> _WHAT TO PRODUCE_: From the records below, pull out each line that contains the word "swatch" and copy it unchanged.

> _RECORDS PROVIDED_:
#####
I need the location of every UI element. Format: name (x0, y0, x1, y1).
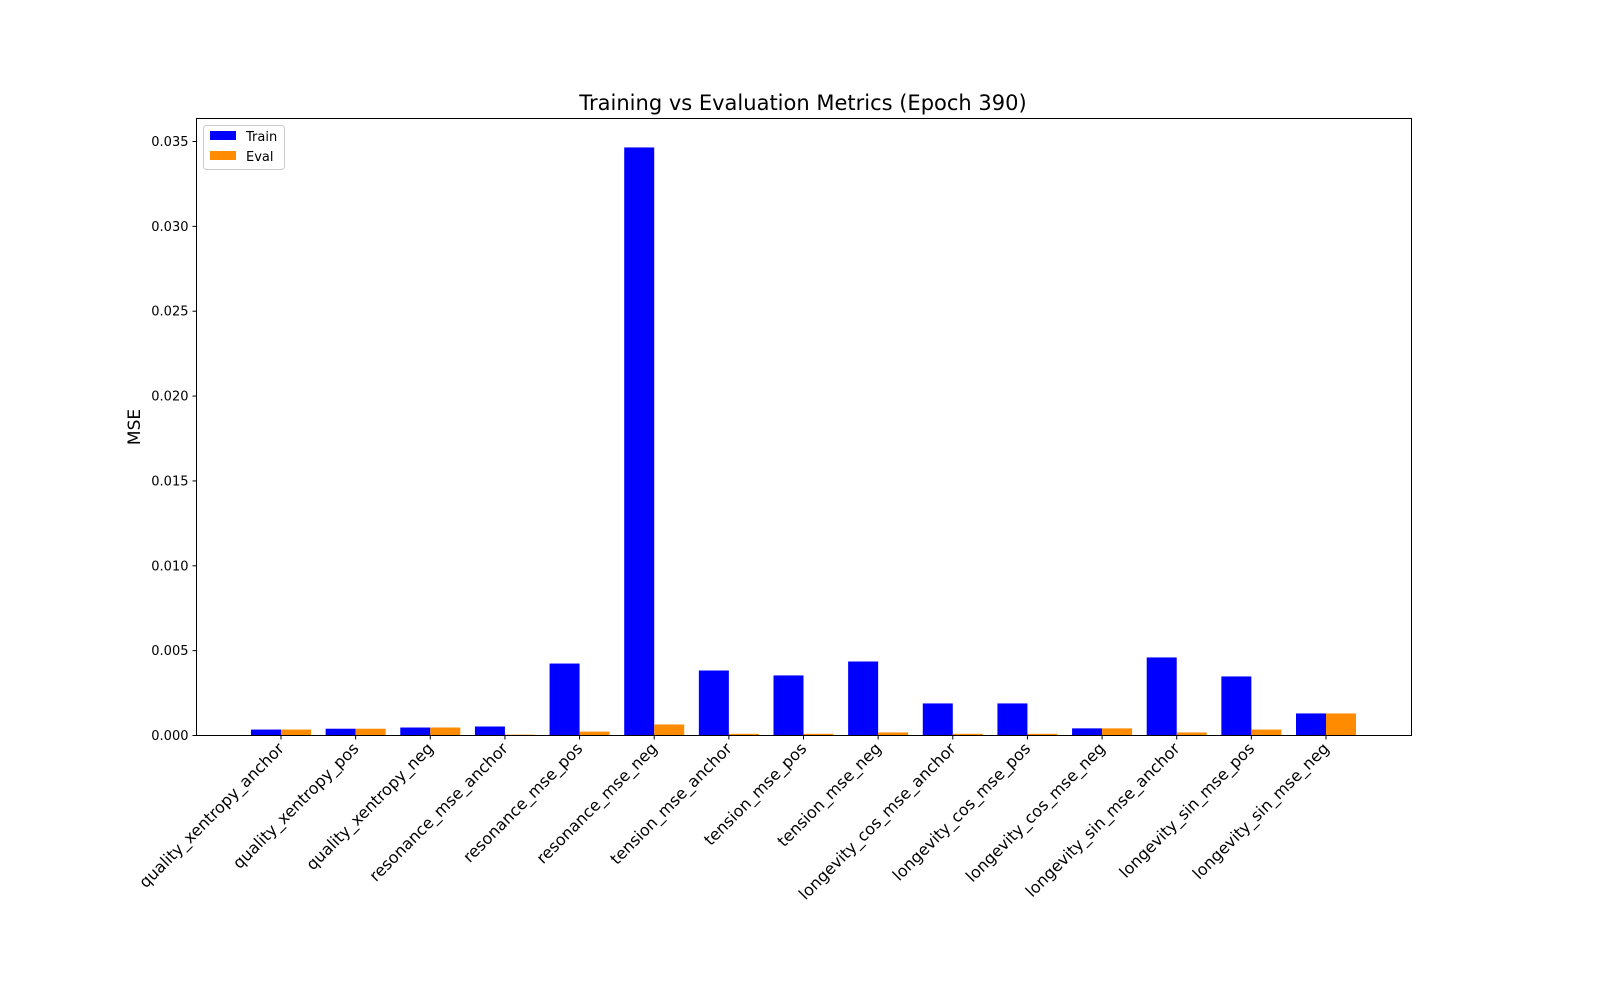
y-tick-label: 0.000 (151, 729, 188, 744)
y-tick-label: 0.015 (151, 474, 188, 489)
y-tick-label: 0.030 (151, 220, 188, 235)
x-tick-label: resonance_mse_neg (532, 739, 661, 868)
bar-train-longevity_cos_mse_neg (1072, 728, 1103, 736)
bar-eval-quality_xentropy_pos (355, 728, 386, 736)
y-tick-label: 0.005 (151, 644, 188, 659)
bar-eval-tension_mse_anchor (728, 733, 759, 736)
x-tick-label: quality_xentropy_neg (302, 739, 438, 875)
bar-train-resonance_mse_anchor (474, 726, 505, 736)
bar-train-longevity_sin_mse_anchor (1146, 657, 1177, 736)
bar-train-longevity_sin_mse_pos (1221, 676, 1252, 736)
bar-train-resonance_mse_pos (549, 663, 580, 736)
bar-eval-quality_xentropy_anchor (281, 729, 311, 736)
bar-eval-longevity_cos_mse_anchor (952, 733, 983, 736)
x-tick-label: longevity_sin_mse_pos (1115, 739, 1259, 883)
y-tick-label: 0.020 (151, 390, 188, 405)
bar-train-quality_xentropy_pos (325, 728, 356, 736)
bar-eval-longevity_cos_mse_neg (1102, 728, 1133, 736)
x-tick-label: longevity_sin_mse_neg (1189, 739, 1334, 884)
bar-eval-longevity_sin_mse_anchor (1176, 732, 1207, 736)
y-tick-label: 0.025 (151, 305, 188, 320)
bar-eval-resonance_mse_pos (579, 731, 610, 736)
plot-frame (196, 118, 1412, 736)
y-axis-label: MSE (125, 409, 145, 445)
x-tick-label: longevity_cos_mse_neg (962, 739, 1110, 887)
x-tick-label: resonance_mse_anchor (365, 739, 512, 886)
bar-eval-longevity_cos_mse_pos (1027, 733, 1058, 736)
x-tick-label: longevity_cos_mse_pos (889, 739, 1035, 885)
bar-train-longevity_cos_mse_pos (997, 703, 1028, 736)
bar-train-tension_mse_anchor (698, 670, 729, 736)
bar-train-resonance_mse_neg (624, 147, 655, 736)
legend-swatch-eval (210, 151, 236, 160)
bar-eval-tension_mse_pos (803, 733, 834, 736)
x-tick-label: longevity_sin_mse_anchor (1022, 739, 1185, 902)
y-tick-label: 0.010 (151, 559, 188, 574)
x-tick-label: quality_xentropy_pos (229, 739, 363, 873)
bar-train-quality_xentropy_anchor (251, 729, 281, 736)
bar-train-tension_mse_neg (848, 661, 879, 736)
x-tick-label: tension_mse_anchor (606, 739, 736, 869)
legend-label-eval: Eval (246, 150, 274, 165)
bar-eval-resonance_mse_neg (654, 724, 685, 736)
x-tick-label: longevity_cos_mse_anchor (795, 739, 961, 905)
bar-train-longevity_cos_mse_anchor (922, 703, 953, 736)
legend: Train Eval (203, 125, 285, 170)
bar-eval-longevity_sin_mse_neg (1326, 713, 1356, 736)
bar-eval-tension_mse_neg (878, 732, 909, 736)
bar-eval-quality_xentropy_neg (430, 727, 461, 736)
x-tick-label: quality_xentropy_anchor (135, 739, 289, 893)
legend-swatch-train (210, 131, 236, 140)
bar-train-longevity_sin_mse_neg (1296, 713, 1326, 736)
legend-label-train: Train (245, 130, 277, 145)
bar-train-tension_mse_pos (773, 675, 804, 736)
bar-train-quality_xentropy_neg (400, 727, 431, 736)
chart-title: Training vs Evaluation Metrics (Epoch 39… (578, 91, 1026, 115)
y-tick-label: 0.035 (151, 135, 188, 150)
bar-eval-longevity_sin_mse_pos (1251, 729, 1282, 736)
#####
> _CORRECT RESPONSE_:
legend-swatch-eval (210, 151, 236, 160)
legend-swatch-train (210, 131, 236, 140)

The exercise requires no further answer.